begin

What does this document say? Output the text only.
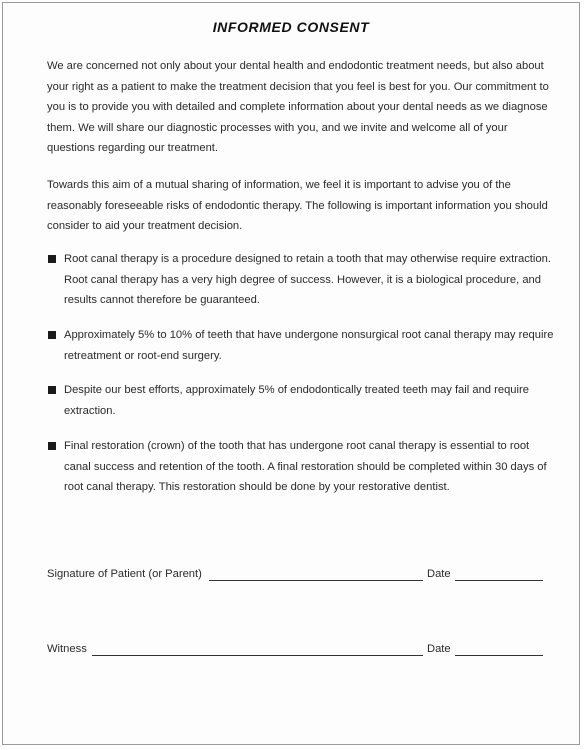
INFORMED CONSENT

We are concerned not only about your dental health and endodontic treatment needs, but also about your right as a patient to make the treatment decision that you feel is best for you. Our commitment to you is to provide you with detailed and complete information about your dental needs as we diagnose them. We will share our diagnostic processes with you, and we invite and welcome all of your questions regarding our treatment.

Towards this aim of a mutual sharing of information, we feel it is important to advise you of the reasonably foreseeable risks of endodontic therapy. The following is important information you should consider to aid your treatment decision.

Root canal therapy is a procedure designed to retain a tooth that may otherwise require extraction. Root canal therapy has a very high degree of success. However, it is a biological procedure, and results cannot therefore be guaranteed.
Approximately 5% to 10% of teeth that have undergone nonsurgical root canal therapy may require retreatment or root-end surgery.
Despite our best efforts, approximately 5% of endodontically treated teeth may fail and require extraction.
Final restoration (crown) of the tooth that has undergone root canal therapy is essential to root canal success and retention of the tooth. A final restoration should be completed within 30 days of root canal therapy. This restoration should be done by your restorative dentist.
Signature of Patient (or Parent)	Date
Witness	Date
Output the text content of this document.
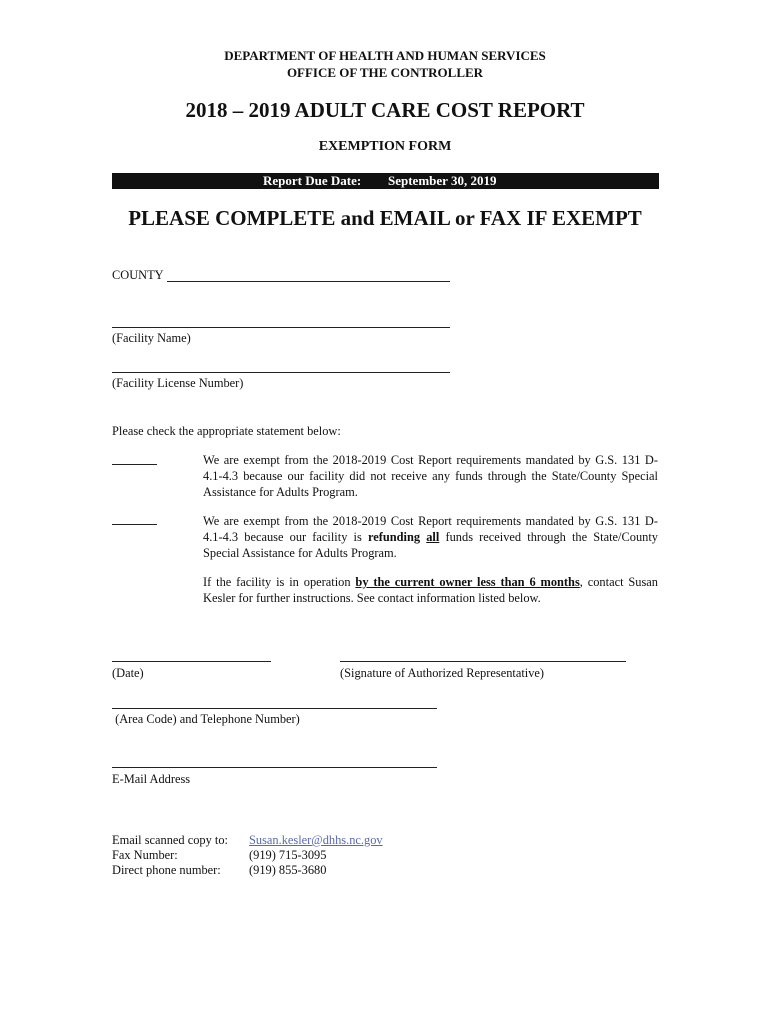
DEPARTMENT OF HEALTH AND HUMAN SERVICES
OFFICE OF THE CONTROLLER
2018 – 2019 ADULT CARE COST REPORT
EXEMPTION FORM
Report Due Date: September 30, 2019
PLEASE COMPLETE and EMAIL or FAX IF EXEMPT
COUNTY
(Facility Name)
(Facility License Number)
Please check the appropriate statement below:
We are exempt from the 2018-2019 Cost Report requirements mandated by G.S. 131 D-4.1-4.3 because our facility did not receive any funds through the State/County Special Assistance for Adults Program.
We are exempt from the 2018-2019 Cost Report requirements mandated by G.S. 131 D-4.1-4.3 because our facility is refunding all funds received through the State/County Special Assistance for Adults Program.
If the facility is in operation by the current owner less than 6 months, contact Susan Kesler for further instructions. See contact information listed below.
(Date)	(Signature of Authorized Representative)
(Area Code) and Telephone Number)
E-Mail Address
Email scanned copy to: Susan.kesler@dhhs.nc.gov
Fax Number:	(919) 715-3095
Direct phone number: (919) 855-3680
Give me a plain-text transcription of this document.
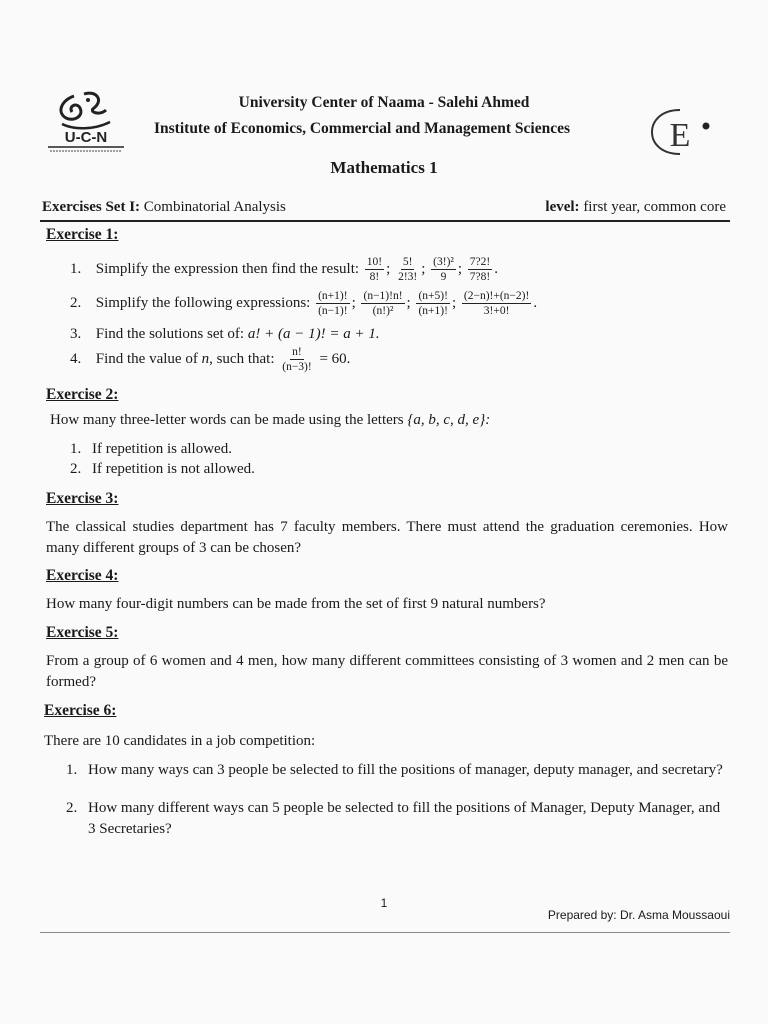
U-C-N	E
University Center of Naama - Salehi Ahmed
Institute of Economics, Commercial and Management Sciences
Mathematics 1
Exercises Set I: Combinatorial Analysis	level: first year, common core
Exercise 1:
1. Simplify the expression then find the result: $\frac{10!}{8!}$ ; $\frac{5!}{2!3!}$ ; $\frac{\text{(3!)²}}{9}$ ; $\frac{7?2!}{7?8!}$ .
2. Simplify the following expressions: $\frac{(n+1)!}{(n-1)!}$ ; $\frac{(n-1)!n!}{\text{(n!)²}}$ ; $\frac{(n+5)!}{(n+1)!}$ ; $\frac{(2-n)!+(n-2)!}{3!+0!}$ .
3. Find the solutions set of: a! + (a − 1)! = a + 1.
4. Find the value of n, such that: $\frac{n!}{(n-3)!} = 60$.
Exercise 2:
How many three-letter words can be made using the letters {a, b, c, d, e}:
1. If repetition is allowed.
2. If repetition is not allowed.
Exercise 3:
The classical studies department has 7 faculty members. There must attend the graduation ceremonies. How many different groups of 3 can be chosen?
Exercise 4:
How many four-digit numbers can be made from the set of first 9 natural numbers?
Exercise 5:
From a group of 6 women and 4 men, how many different committees consisting of 3 women and 2 men can be formed?
Exercise 6:
There are 10 candidates in a job competition:
1. How many ways can 3 people be selected to fill the positions of manager, deputy manager, and secretary?
2. How many different ways can 5 people be selected to fill the positions of Manager, Deputy Manager, and 3 Secretaries?
1
Prepared by: Dr. Asma Moussaoui
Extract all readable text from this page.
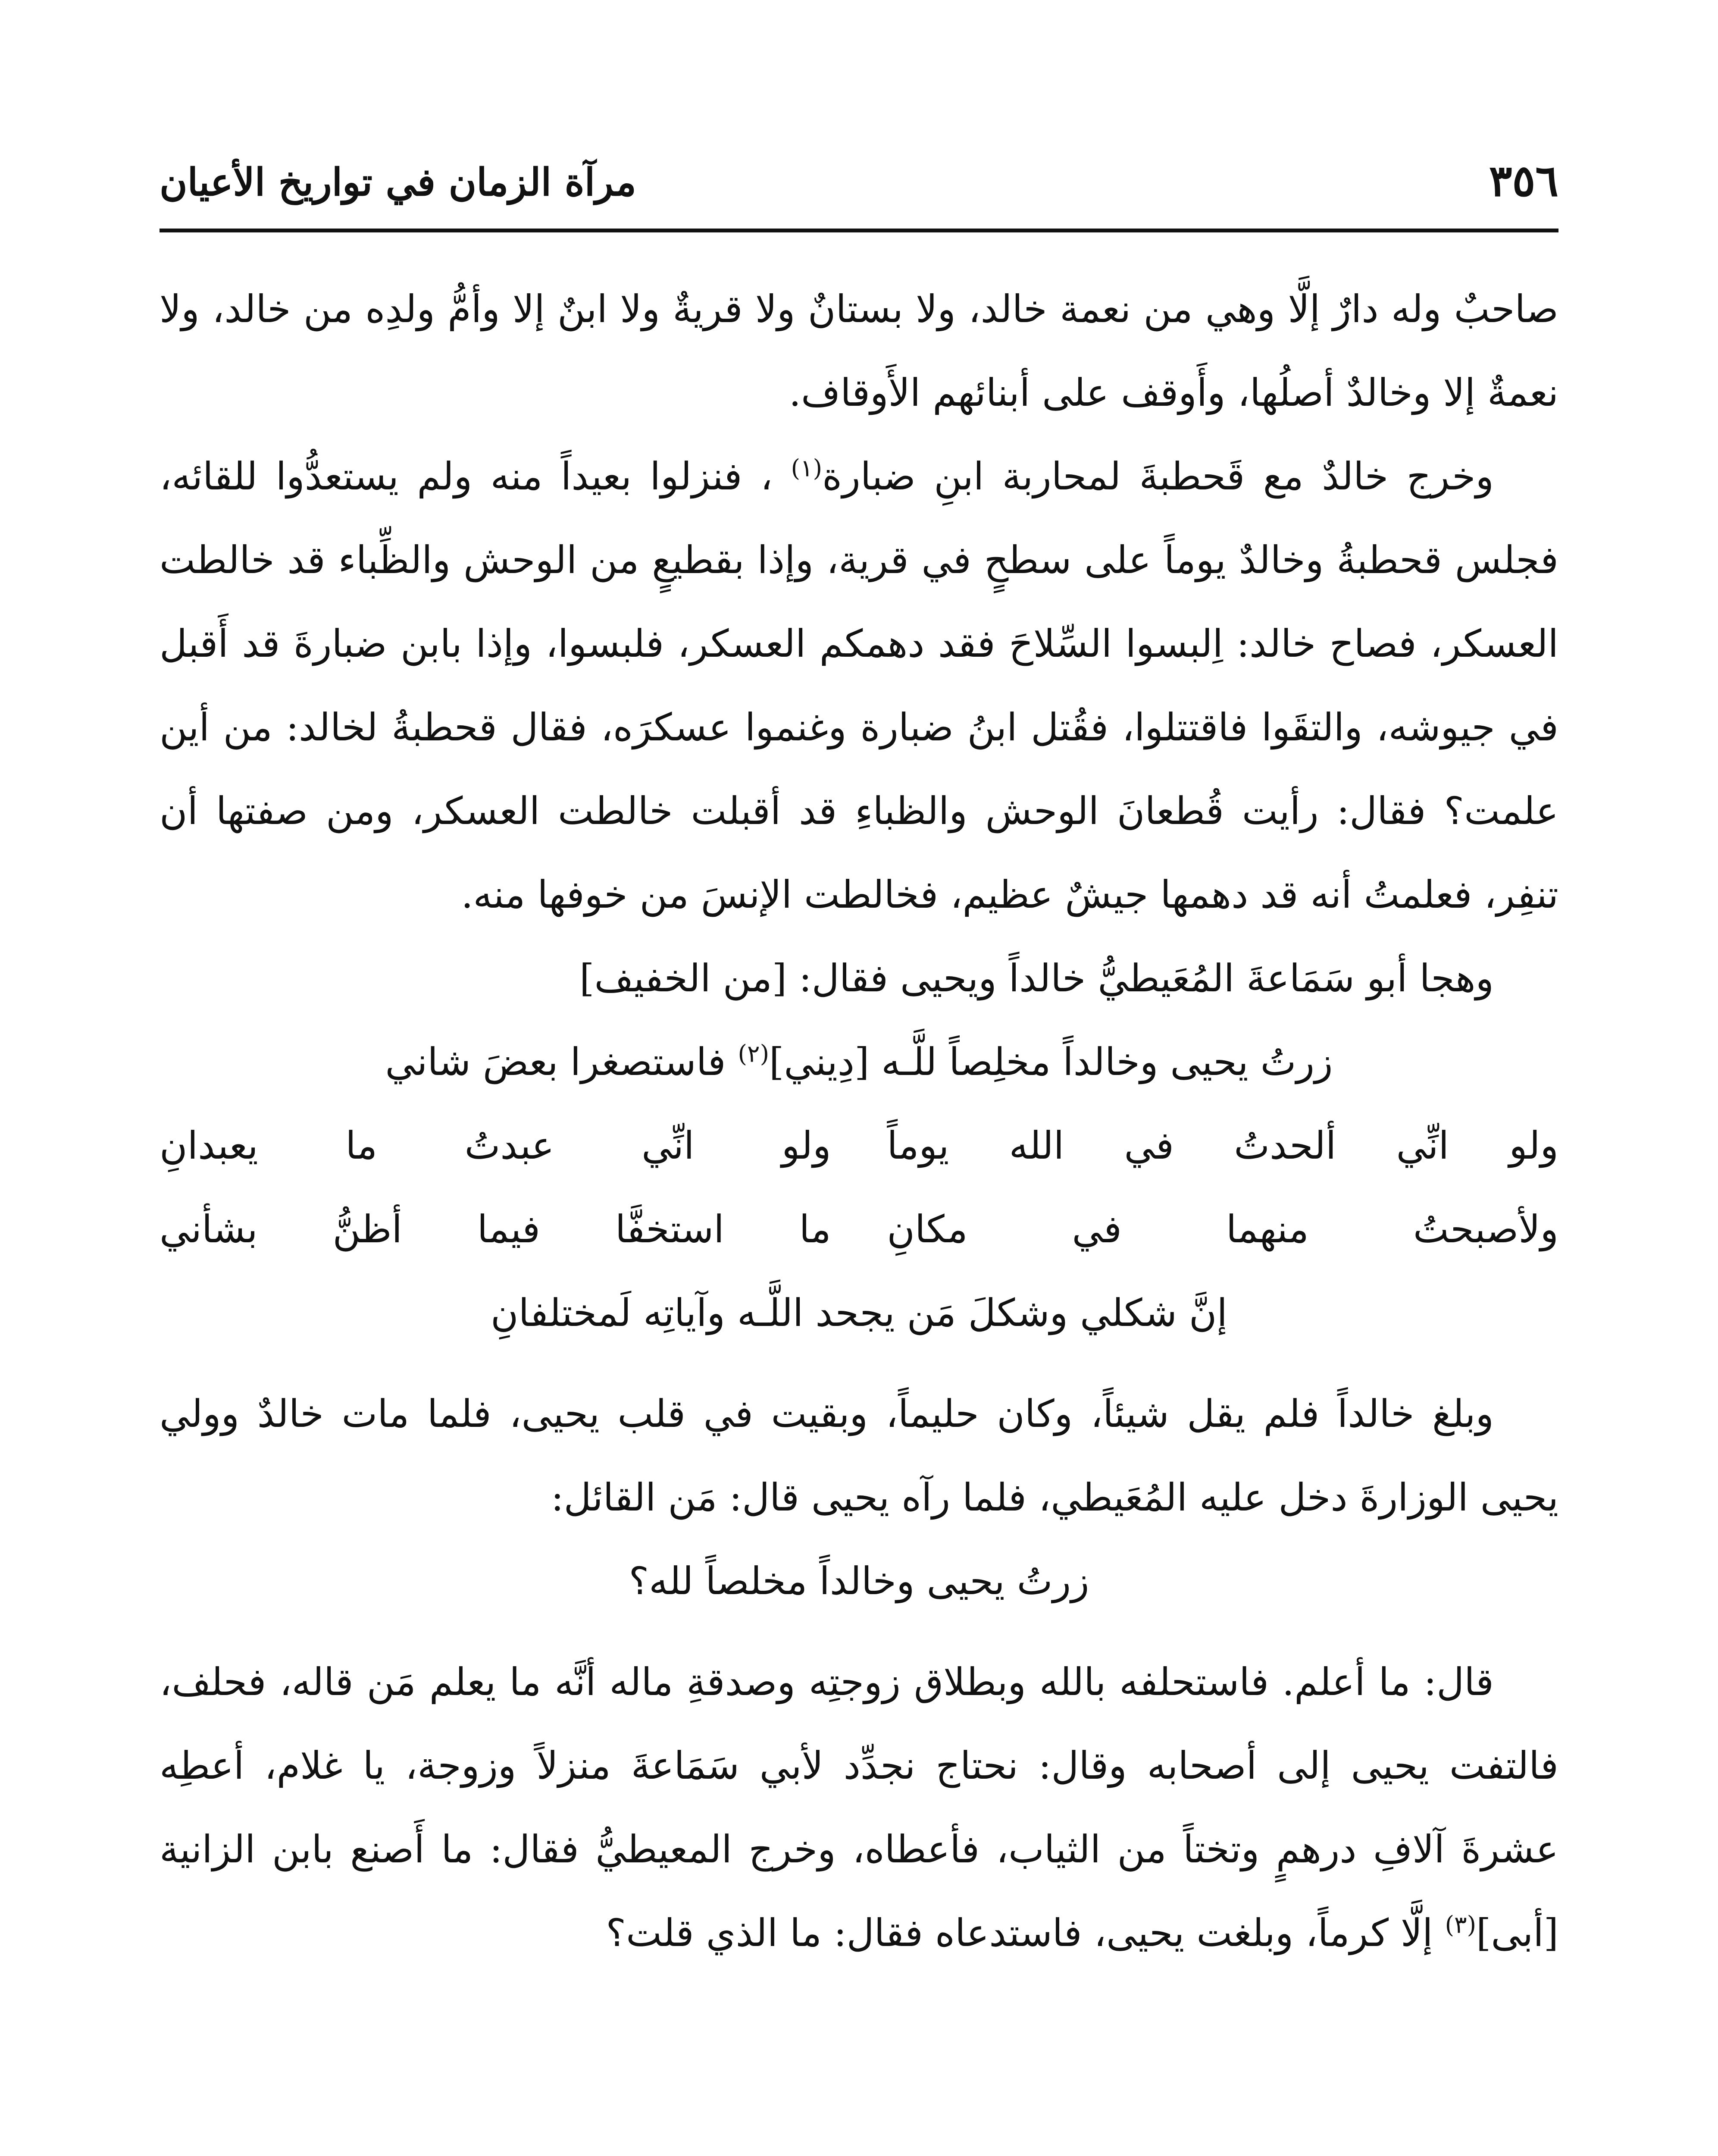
٣٥٦
مرآة الزمان في تواريخ الأعيان

صاحبٌ وله دارٌ إلَّا وهي من نعمة خالد، ولا بستانٌ ولا قريةٌ ولا ابنٌ إلا وأمُّ ولدِه من خالد، ولا نعمةٌ إلا وخالدٌ أصلُها، وأَوقف على أبنائهم الأَوقاف.

وخرج خالدٌ مع قَحطبةَ لمحاربة ابنِ ضبارة$^{(١)}$ ، فنزلوا بعيداً منه ولم يستعدُّوا للقائه، فجلس قحطبةُ وخالدٌ يوماً على سطحٍ في قرية، وإذا بقطيعٍ من الوحش والظِّباء قد خالطت العسكر، فصاح خالد: اِلبسوا السِّلاحَ فقد دهمكم العسكر، فلبسوا، وإذا بابن ضبارةَ قد أَقبل في جيوشه، والتقَوا فاقتتلوا، فقُتل ابنُ ضبارة وغنموا عسكرَه، فقال قحطبةُ لخالد: من أين علمت؟ فقال: رأيت قُطعانَ الوحش والظباءِ قد أقبلت خالطت العسكر، ومن صفتها أن تنفِر، فعلمتُ أنه قد دهمها جيشٌ عظيم، فخالطت الإنسَ من خوفها منه.

وهجا أبو سَمَاعةَ المُعَيطيُّ خالداً ويحيى فقال: [من الخفيف]

زرتُ يحيى وخالداً مخلِصاً للَّـه [دِيني]$^{(٢)}$ فاستصغرا بعضَ شاني

ولو انِّي ألحدتُ في الله يوماً
ولو انِّي عبدتُ ما يعبدانِ
ولأصبحتُ منهما في مكانِ
ما استخفَّا فيما أظنُّ بشأني

إنَّ شكلي وشكلَ مَن يجحد اللَّـه وآياتِه لَمختلفانِ

وبلغ خالداً فلم يقل شيئاً، وكان حليماً، وبقيت في قلب يحيى، فلما مات خالدٌ وولي يحيى الوزارةَ دخل عليه المُعَيطي، فلما رآه يحيى قال: مَن القائل:

زرتُ يحيى وخالداً مخلصاً لله؟

قال: ما أعلم. فاستحلفه بالله وبطلاق زوجتِه وصدقةِ ماله أنَّه ما يعلم مَن قاله، فحلف، فالتفت يحيى إلى أصحابه وقال: نحتاج نجدِّد لأبي سَمَاعةَ منزلاً وزوجة، يا غلام، أعطِه عشرةَ آلافِ درهمٍ وتختاً من الثياب، فأعطاه، وخرج المعيطيُّ فقال: ما أَصنع بابن الزانية [أبى]$^{(٣)}$ إلَّا كرماً، وبلغت يحيى، فاستدعاه فقال: ما الذي قلت؟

end

# What is asked
Show every line that contains the word "undergone".

# Task answer
Approximately 5% to 10% of teeth that have undergone nonsurgical root canal therapy may require retreatment or root-end surgery.
Final restoration (crown) of the tooth that has undergone root canal therapy is essential to root canal success and retention of the tooth. A final restoration should be completed within 30 days of root canal therapy. This restoration should be done by your restorative dentist.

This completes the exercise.